[Task brief] Scan the data below and pick out the lines containing the word "this".

--- Data records ---

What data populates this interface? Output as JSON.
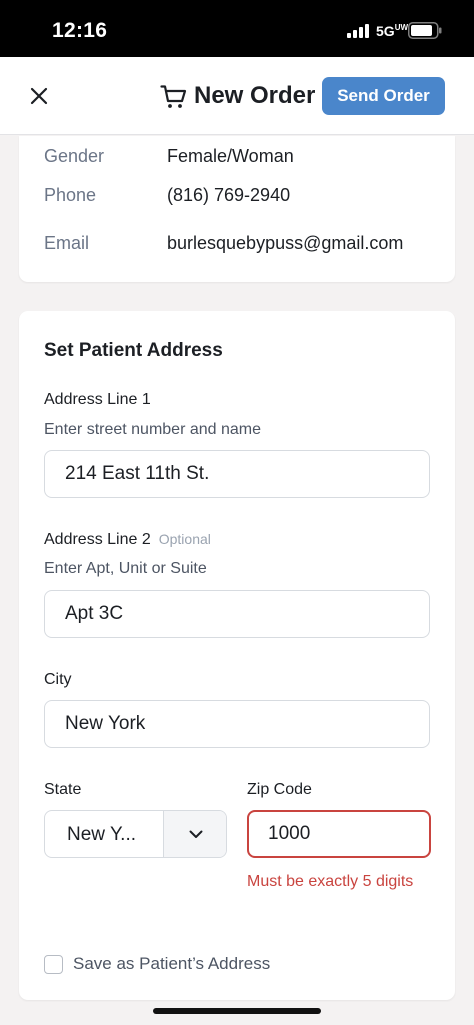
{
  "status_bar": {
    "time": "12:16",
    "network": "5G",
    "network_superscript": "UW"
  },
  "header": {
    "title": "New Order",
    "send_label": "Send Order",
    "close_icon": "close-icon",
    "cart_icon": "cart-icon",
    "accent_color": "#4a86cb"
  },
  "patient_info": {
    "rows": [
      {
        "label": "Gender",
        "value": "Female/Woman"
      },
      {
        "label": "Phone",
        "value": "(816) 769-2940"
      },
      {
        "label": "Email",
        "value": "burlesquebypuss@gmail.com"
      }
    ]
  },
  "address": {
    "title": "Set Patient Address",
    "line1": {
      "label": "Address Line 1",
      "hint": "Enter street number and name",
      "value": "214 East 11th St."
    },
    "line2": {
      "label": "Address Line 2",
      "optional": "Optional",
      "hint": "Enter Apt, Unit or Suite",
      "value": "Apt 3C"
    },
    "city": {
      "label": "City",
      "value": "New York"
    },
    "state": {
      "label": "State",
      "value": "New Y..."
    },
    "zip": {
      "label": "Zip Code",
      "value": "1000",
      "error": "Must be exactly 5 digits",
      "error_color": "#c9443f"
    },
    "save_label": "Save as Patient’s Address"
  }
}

---
--- Data records ---

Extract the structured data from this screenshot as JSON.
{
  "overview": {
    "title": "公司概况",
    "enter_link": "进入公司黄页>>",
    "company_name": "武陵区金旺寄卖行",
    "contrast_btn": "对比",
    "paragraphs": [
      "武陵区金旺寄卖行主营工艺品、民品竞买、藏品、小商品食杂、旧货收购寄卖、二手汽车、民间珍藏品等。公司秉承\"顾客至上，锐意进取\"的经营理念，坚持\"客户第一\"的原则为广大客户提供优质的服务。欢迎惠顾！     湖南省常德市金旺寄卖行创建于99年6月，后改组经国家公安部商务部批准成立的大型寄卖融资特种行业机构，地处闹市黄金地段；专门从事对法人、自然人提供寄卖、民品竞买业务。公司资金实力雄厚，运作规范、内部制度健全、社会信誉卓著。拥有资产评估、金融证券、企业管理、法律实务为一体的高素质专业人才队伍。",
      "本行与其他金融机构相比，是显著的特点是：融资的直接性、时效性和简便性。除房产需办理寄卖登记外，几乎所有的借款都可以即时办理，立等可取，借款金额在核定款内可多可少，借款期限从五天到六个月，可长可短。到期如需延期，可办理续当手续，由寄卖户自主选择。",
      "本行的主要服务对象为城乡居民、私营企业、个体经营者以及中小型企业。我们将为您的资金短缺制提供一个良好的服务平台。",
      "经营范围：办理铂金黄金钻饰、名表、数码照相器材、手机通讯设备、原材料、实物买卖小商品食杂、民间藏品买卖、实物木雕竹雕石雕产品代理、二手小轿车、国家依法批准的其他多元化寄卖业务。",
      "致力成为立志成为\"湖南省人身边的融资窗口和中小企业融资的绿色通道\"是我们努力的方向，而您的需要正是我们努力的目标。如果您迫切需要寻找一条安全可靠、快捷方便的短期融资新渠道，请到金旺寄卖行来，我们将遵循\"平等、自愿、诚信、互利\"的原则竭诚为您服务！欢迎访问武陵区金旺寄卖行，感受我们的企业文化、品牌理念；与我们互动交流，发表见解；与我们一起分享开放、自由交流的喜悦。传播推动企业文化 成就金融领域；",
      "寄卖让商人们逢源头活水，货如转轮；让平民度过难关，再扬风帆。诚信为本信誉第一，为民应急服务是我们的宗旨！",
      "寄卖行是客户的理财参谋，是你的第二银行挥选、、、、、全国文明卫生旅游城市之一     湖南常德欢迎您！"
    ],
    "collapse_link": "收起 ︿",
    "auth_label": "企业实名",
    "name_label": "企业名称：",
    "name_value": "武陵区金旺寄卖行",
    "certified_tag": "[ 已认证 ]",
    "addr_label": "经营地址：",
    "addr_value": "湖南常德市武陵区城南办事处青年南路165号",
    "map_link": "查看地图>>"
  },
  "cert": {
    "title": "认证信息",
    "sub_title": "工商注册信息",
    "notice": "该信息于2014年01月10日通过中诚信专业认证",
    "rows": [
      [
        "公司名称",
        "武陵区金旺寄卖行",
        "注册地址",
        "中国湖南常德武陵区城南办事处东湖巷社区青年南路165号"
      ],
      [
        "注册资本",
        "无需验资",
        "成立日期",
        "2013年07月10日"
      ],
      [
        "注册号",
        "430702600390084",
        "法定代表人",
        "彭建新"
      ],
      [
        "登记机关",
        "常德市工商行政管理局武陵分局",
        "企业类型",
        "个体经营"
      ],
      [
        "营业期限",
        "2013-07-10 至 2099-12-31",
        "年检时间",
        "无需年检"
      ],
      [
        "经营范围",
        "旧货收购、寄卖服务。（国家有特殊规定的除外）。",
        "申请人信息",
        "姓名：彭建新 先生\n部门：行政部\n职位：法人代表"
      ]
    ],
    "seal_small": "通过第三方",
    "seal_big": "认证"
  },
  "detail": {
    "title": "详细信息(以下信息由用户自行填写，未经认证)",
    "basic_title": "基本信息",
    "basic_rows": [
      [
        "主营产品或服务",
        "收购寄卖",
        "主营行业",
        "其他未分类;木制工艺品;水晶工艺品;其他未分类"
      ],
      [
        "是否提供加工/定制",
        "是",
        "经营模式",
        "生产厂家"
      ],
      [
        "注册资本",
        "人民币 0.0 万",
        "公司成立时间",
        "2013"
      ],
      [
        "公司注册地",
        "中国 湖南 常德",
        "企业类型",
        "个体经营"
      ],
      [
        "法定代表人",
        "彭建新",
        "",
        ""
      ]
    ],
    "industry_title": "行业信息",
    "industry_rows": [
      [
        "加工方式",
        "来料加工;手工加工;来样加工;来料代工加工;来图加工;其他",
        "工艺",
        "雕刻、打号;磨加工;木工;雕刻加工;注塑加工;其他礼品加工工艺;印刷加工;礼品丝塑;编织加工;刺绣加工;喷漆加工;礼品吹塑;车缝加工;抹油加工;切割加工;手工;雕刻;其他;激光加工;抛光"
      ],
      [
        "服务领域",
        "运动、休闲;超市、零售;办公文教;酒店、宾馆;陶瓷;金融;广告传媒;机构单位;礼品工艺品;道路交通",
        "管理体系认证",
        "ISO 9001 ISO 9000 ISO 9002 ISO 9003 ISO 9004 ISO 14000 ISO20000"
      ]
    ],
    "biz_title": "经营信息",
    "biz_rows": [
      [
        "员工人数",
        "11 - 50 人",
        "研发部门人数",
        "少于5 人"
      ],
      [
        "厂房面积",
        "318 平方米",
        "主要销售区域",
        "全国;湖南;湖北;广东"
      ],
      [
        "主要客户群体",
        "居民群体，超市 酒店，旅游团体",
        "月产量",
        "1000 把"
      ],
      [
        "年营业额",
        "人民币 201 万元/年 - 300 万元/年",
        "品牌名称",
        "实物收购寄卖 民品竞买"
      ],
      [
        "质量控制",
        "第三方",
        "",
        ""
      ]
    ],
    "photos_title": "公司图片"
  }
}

---

[Worked answer]
What data populates this interface? Output as JSON.
Extract the structured data from this screenshot as JSON.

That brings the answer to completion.